Task brief: Only the pictures stay out; every record is to be quoted exactly.

▬▬▬▬▬▬▬▬▬▬

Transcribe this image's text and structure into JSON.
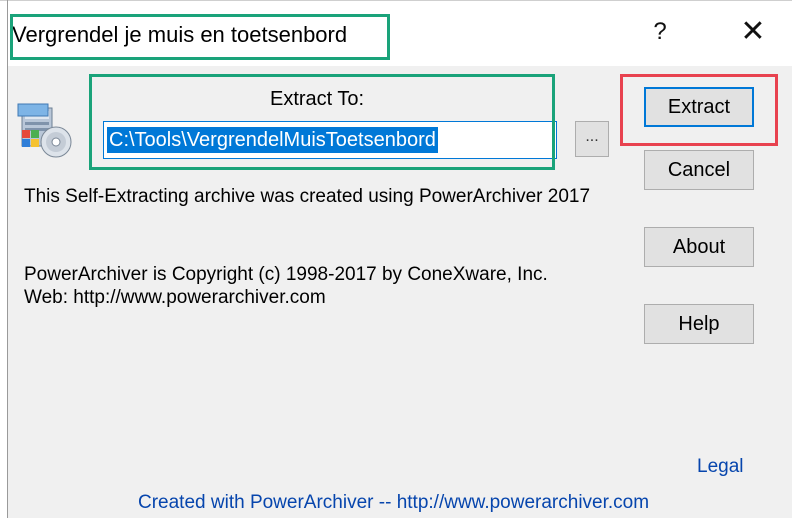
{
  "window": {
    "title": "Vergrendel je muis en toetsenbord",
    "help_glyph": "?",
    "close_glyph": "✕"
  },
  "extract": {
    "label": "Extract To:",
    "path_value": "C:\\Tools\\VergrendelMuisToetsenbord",
    "browse_label": "..."
  },
  "info": {
    "line1": "This Self-Extracting archive was created using PowerArchiver 2017",
    "line2": "PowerArchiver is Copyright (c) 1998-2017 by ConeXware, Inc.",
    "line3": "Web: http://www.powerarchiver.com"
  },
  "buttons": {
    "extract": "Extract",
    "cancel": "Cancel",
    "about": "About",
    "help": "Help"
  },
  "links": {
    "legal": "Legal",
    "footer": "Created with PowerArchiver  --  http://www.powerarchiver.com"
  },
  "colors": {
    "accent": "#0078d7",
    "highlight_green": "#1aa37a",
    "highlight_red": "#e8424f",
    "link": "#0645ad"
  },
  "icons": {
    "app": "archive-installer-icon"
  }
}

▬▬▬▬▬▬▬▬▬▬

Answer to the exercise:
Transcribe this image's text and structure into JSON.
{
  "window": {
    "title": "Vergrendel je muis en toetsenbord",
    "help_glyph": "?",
    "close_glyph": "✕"
  },
  "extract": {
    "label": "Extract To:",
    "path_value": "C:\\Tools\\VergrendelMuisToetsenbord",
    "browse_label": "..."
  },
  "info": {
    "line1": "This Self-Extracting archive was created using PowerArchiver 2017",
    "line2": "PowerArchiver is Copyright (c) 1998-2017 by ConeXware, Inc.",
    "line3": "Web: http://www.powerarchiver.com"
  },
  "buttons": {
    "extract": "Extract",
    "cancel": "Cancel",
    "about": "About",
    "help": "Help"
  },
  "links": {
    "legal": "Legal",
    "footer": "Created with PowerArchiver  --  http://www.powerarchiver.com"
  },
  "colors": {
    "accent": "#0078d7",
    "highlight_green": "#1aa37a",
    "highlight_red": "#e8424f",
    "link": "#0645ad"
  },
  "icons": {
    "app": "archive-installer-icon"
  }
}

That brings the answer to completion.